Restate all of the data exactly.

+ + + + +

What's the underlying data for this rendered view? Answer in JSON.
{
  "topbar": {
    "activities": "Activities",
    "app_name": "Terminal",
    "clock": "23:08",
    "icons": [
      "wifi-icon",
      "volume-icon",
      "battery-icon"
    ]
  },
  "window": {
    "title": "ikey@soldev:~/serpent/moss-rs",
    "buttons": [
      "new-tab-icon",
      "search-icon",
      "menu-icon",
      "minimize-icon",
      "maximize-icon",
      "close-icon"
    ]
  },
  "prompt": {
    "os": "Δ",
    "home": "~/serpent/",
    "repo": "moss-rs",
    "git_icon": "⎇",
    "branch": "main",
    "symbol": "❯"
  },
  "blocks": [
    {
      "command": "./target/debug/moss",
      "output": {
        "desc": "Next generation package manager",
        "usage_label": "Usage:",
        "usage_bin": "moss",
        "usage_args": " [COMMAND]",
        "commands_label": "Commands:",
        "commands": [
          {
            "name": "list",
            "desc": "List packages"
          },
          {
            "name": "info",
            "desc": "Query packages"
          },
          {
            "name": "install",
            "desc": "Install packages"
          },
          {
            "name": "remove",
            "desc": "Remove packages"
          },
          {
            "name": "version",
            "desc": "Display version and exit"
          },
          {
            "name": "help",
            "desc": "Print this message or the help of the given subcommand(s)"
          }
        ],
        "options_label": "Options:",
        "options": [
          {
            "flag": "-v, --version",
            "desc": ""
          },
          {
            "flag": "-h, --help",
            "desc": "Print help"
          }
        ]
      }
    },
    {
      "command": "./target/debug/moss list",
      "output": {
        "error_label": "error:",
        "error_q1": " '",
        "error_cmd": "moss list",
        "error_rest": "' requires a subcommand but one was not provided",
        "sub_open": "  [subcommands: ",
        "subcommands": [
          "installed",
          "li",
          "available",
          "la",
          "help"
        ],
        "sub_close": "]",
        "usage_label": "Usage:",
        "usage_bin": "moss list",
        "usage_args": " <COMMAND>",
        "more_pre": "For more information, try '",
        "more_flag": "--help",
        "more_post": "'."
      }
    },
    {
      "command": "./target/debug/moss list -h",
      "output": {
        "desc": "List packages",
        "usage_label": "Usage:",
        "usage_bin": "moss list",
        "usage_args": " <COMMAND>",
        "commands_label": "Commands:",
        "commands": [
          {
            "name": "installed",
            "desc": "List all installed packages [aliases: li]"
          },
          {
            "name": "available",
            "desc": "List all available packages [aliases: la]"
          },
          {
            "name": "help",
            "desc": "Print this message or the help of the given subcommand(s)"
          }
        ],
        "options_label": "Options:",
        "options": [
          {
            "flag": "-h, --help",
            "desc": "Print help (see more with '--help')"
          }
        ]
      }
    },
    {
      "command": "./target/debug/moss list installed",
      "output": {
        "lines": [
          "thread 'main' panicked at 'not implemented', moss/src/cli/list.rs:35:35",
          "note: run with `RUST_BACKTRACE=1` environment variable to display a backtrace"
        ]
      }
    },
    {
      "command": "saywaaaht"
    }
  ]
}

+ + + + +

#### CORRECT ANSWER:
What's the underlying data for this rendered view? Answer in JSON.
{
  "topbar": {
    "activities": "Activities",
    "app_name": "Terminal",
    "clock": "23:08",
    "icons": [
      "wifi-icon",
      "volume-icon",
      "battery-icon"
    ]
  },
  "window": {
    "title": "ikey@soldev:~/serpent/moss-rs",
    "buttons": [
      "new-tab-icon",
      "search-icon",
      "menu-icon",
      "minimize-icon",
      "maximize-icon",
      "close-icon"
    ]
  },
  "prompt": {
    "os": "Δ",
    "home": "~/serpent/",
    "repo": "moss-rs",
    "git_icon": "⎇",
    "branch": "main",
    "symbol": "❯"
  },
  "blocks": [
    {
      "command": "./target/debug/moss",
      "output": {
        "desc": "Next generation package manager",
        "usage_label": "Usage:",
        "usage_bin": "moss",
        "usage_args": " [COMMAND]",
        "commands_label": "Commands:",
        "commands": [
          {
            "name": "list",
            "desc": "List packages"
          },
          {
            "name": "info",
            "desc": "Query packages"
          },
          {
            "name": "install",
            "desc": "Install packages"
          },
          {
            "name": "remove",
            "desc": "Remove packages"
          },
          {
            "name": "version",
            "desc": "Display version and exit"
          },
          {
            "name": "help",
            "desc": "Print this message or the help of the given subcommand(s)"
          }
        ],
        "options_label": "Options:",
        "options": [
          {
            "flag": "-v, --version",
            "desc": ""
          },
          {
            "flag": "-h, --help",
            "desc": "Print help"
          }
        ]
      }
    },
    {
      "command": "./target/debug/moss list",
      "output": {
        "error_label": "error:",
        "error_q1": " '",
        "error_cmd": "moss list",
        "error_rest": "' requires a subcommand but one was not provided",
        "sub_open": "  [subcommands: ",
        "subcommands": [
          "installed",
          "li",
          "available",
          "la",
          "help"
        ],
        "sub_close": "]",
        "usage_label": "Usage:",
        "usage_bin": "moss list",
        "usage_args": " <COMMAND>",
        "more_pre": "For more information, try '",
        "more_flag": "--help",
        "more_post": "'."
      }
    },
    {
      "command": "./target/debug/moss list -h",
      "output": {
        "desc": "List packages",
        "usage_label": "Usage:",
        "usage_bin": "moss list",
        "usage_args": " <COMMAND>",
        "commands_label": "Commands:",
        "commands": [
          {
            "name": "installed",
            "desc": "List all installed packages [aliases: li]"
          },
          {
            "name": "available",
            "desc": "List all available packages [aliases: la]"
          },
          {
            "name": "help",
            "desc": "Print this message or the help of the given subcommand(s)"
          }
        ],
        "options_label": "Options:",
        "options": [
          {
            "flag": "-h, --help",
            "desc": "Print help (see more with '--help')"
          }
        ]
      }
    },
    {
      "command": "./target/debug/moss list installed",
      "output": {
        "lines": [
          "thread 'main' panicked at 'not implemented', moss/src/cli/list.rs:35:35",
          "note: run with `RUST_BACKTRACE=1` environment variable to display a backtrace"
        ]
      }
    },
    {
      "command": "saywaaaht"
    }
  ]
}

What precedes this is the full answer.